§ **Goal**
Word for word, restate every line of the listing that follows.

* BEGIN The data *

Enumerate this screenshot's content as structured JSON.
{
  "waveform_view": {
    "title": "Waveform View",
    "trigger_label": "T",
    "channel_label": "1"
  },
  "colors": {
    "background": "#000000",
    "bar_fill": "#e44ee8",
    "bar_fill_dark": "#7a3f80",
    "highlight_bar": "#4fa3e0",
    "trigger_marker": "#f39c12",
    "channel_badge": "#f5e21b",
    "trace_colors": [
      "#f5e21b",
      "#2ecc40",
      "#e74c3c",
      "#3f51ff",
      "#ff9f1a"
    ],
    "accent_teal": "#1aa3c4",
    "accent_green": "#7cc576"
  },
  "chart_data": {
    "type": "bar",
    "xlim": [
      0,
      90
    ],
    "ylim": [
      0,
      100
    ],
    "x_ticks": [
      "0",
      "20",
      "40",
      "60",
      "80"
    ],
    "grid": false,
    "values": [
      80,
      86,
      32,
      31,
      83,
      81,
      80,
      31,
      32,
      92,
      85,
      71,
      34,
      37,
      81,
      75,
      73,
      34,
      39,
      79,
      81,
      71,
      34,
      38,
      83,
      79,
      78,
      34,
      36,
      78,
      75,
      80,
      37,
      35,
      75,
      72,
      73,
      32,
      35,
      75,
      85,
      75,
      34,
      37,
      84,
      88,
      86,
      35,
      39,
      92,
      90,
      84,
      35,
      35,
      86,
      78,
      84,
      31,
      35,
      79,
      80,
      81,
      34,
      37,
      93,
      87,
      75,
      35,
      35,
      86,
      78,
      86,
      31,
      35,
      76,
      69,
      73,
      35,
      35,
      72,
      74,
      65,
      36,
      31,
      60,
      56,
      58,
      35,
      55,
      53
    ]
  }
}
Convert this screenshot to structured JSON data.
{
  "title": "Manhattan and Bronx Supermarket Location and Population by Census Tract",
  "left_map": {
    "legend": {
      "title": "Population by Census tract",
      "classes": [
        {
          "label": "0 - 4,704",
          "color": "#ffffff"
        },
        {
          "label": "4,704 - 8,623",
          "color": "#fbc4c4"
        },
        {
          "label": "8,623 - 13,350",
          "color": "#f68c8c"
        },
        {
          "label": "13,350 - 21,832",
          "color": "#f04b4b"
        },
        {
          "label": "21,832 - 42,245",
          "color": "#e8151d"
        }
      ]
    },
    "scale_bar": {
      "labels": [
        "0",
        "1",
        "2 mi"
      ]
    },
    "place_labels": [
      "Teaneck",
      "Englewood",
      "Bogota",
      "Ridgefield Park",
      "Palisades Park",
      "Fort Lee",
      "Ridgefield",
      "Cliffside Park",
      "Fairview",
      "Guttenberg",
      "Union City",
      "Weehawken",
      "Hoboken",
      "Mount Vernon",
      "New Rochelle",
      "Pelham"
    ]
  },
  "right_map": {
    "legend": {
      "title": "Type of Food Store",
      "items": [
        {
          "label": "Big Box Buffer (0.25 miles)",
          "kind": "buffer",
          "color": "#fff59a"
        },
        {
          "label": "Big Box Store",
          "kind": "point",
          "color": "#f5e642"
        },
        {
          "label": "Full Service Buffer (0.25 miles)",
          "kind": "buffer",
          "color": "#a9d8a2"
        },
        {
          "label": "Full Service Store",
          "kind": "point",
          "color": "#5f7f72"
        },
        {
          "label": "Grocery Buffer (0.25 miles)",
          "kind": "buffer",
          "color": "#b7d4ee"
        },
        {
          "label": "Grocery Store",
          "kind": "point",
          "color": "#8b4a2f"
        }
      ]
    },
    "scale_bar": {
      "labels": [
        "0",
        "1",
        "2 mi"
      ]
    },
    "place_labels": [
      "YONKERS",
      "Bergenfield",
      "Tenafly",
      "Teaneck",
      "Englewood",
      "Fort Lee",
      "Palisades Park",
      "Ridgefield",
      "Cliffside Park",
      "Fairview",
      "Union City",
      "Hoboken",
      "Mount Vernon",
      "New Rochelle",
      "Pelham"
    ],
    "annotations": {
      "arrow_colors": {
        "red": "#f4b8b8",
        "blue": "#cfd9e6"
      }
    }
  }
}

* END The data *

§ **Exercise solution**
Enumerate this screenshot's content as structured JSON.
{
  "waveform_view": {
    "title": "Waveform View",
    "trigger_label": "T",
    "channel_label": "1"
  },
  "colors": {
    "background": "#000000",
    "bar_fill": "#e44ee8",
    "bar_fill_dark": "#7a3f80",
    "highlight_bar": "#4fa3e0",
    "trigger_marker": "#f39c12",
    "channel_badge": "#f5e21b",
    "trace_colors": [
      "#f5e21b",
      "#2ecc40",
      "#e74c3c",
      "#3f51ff",
      "#ff9f1a"
    ],
    "accent_teal": "#1aa3c4",
    "accent_green": "#7cc576"
  },
  "chart_data": {
    "type": "bar",
    "xlim": [
      0,
      90
    ],
    "ylim": [
      0,
      100
    ],
    "x_ticks": [
      "0",
      "20",
      "40",
      "60",
      "80"
    ],
    "grid": false,
    "values": [
      80,
      86,
      32,
      31,
      83,
      81,
      80,
      31,
      32,
      92,
      85,
      71,
      34,
      37,
      81,
      75,
      73,
      34,
      39,
      79,
      81,
      71,
      34,
      38,
      83,
      79,
      78,
      34,
      36,
      78,
      75,
      80,
      37,
      35,
      75,
      72,
      73,
      32,
      35,
      75,
      85,
      75,
      34,
      37,
      84,
      88,
      86,
      35,
      39,
      92,
      90,
      84,
      35,
      35,
      86,
      78,
      84,
      31,
      35,
      79,
      80,
      81,
      34,
      37,
      93,
      87,
      75,
      35,
      35,
      86,
      78,
      86,
      31,
      35,
      76,
      69,
      73,
      35,
      35,
      72,
      74,
      65,
      36,
      31,
      60,
      56,
      58,
      35,
      55,
      53
    ]
  }
}
Convert this screenshot to structured JSON data.
{
  "title": "Manhattan and Bronx Supermarket Location and Population by Census Tract",
  "left_map": {
    "legend": {
      "title": "Population by Census tract",
      "classes": [
        {
          "label": "0 - 4,704",
          "color": "#ffffff"
        },
        {
          "label": "4,704 - 8,623",
          "color": "#fbc4c4"
        },
        {
          "label": "8,623 - 13,350",
          "color": "#f68c8c"
        },
        {
          "label": "13,350 - 21,832",
          "color": "#f04b4b"
        },
        {
          "label": "21,832 - 42,245",
          "color": "#e8151d"
        }
      ]
    },
    "scale_bar": {
      "labels": [
        "0",
        "1",
        "2 mi"
      ]
    },
    "place_labels": [
      "Teaneck",
      "Englewood",
      "Bogota",
      "Ridgefield Park",
      "Palisades Park",
      "Fort Lee",
      "Ridgefield",
      "Cliffside Park",
      "Fairview",
      "Guttenberg",
      "Union City",
      "Weehawken",
      "Hoboken",
      "Mount Vernon",
      "New Rochelle",
      "Pelham"
    ]
  },
  "right_map": {
    "legend": {
      "title": "Type of Food Store",
      "items": [
        {
          "label": "Big Box Buffer (0.25 miles)",
          "kind": "buffer",
          "color": "#fff59a"
        },
        {
          "label": "Big Box Store",
          "kind": "point",
          "color": "#f5e642"
        },
        {
          "label": "Full Service Buffer (0.25 miles)",
          "kind": "buffer",
          "color": "#a9d8a2"
        },
        {
          "label": "Full Service Store",
          "kind": "point",
          "color": "#5f7f72"
        },
        {
          "label": "Grocery Buffer (0.25 miles)",
          "kind": "buffer",
          "color": "#b7d4ee"
        },
        {
          "label": "Grocery Store",
          "kind": "point",
          "color": "#8b4a2f"
        }
      ]
    },
    "scale_bar": {
      "labels": [
        "0",
        "1",
        "2 mi"
      ]
    },
    "place_labels": [
      "YONKERS",
      "Bergenfield",
      "Tenafly",
      "Teaneck",
      "Englewood",
      "Fort Lee",
      "Palisades Park",
      "Ridgefield",
      "Cliffside Park",
      "Fairview",
      "Union City",
      "Hoboken",
      "Mount Vernon",
      "New Rochelle",
      "Pelham"
    ],
    "annotations": {
      "arrow_colors": {
        "red": "#f4b8b8",
        "blue": "#cfd9e6"
      }
    }
  }
}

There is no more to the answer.